PROBLEM DETAILS:
Copy each line that contains the string "JSON".

** Start SUPPLIED DATA **

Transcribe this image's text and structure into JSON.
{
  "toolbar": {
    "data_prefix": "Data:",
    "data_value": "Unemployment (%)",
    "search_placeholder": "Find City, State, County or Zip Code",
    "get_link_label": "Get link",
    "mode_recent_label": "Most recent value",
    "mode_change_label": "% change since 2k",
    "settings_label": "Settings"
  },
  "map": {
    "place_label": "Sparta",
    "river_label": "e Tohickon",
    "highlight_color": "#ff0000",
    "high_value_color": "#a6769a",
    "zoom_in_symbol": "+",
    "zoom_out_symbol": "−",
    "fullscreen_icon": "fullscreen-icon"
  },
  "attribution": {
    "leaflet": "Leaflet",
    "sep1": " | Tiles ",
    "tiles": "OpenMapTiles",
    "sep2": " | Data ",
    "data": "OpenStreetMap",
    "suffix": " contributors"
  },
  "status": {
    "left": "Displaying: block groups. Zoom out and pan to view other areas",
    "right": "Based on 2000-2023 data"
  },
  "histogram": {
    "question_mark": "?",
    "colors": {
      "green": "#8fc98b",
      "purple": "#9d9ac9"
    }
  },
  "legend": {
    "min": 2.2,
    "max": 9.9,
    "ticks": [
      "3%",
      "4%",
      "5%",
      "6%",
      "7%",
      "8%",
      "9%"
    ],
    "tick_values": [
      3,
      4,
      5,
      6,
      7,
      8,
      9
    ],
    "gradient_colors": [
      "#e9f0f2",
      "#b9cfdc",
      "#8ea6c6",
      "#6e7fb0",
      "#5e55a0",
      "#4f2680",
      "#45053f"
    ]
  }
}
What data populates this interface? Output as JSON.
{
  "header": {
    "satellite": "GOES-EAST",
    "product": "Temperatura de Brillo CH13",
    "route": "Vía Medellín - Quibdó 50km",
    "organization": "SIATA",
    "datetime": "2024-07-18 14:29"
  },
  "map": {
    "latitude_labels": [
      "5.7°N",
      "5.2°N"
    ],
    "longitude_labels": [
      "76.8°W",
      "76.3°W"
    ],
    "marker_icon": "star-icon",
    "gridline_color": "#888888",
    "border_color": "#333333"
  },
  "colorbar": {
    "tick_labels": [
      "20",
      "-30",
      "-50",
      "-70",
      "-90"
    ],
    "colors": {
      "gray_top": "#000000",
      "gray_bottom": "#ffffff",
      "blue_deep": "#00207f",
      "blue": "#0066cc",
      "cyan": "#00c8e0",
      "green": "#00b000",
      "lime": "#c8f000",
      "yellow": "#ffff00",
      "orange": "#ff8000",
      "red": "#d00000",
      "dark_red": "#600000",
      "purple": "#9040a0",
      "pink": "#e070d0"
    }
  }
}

** End SUPPLIED DATA **

COMPLETE ANSWER:
Transcribe this image's text and structure into JSON.
What data populates this interface? Output as JSON.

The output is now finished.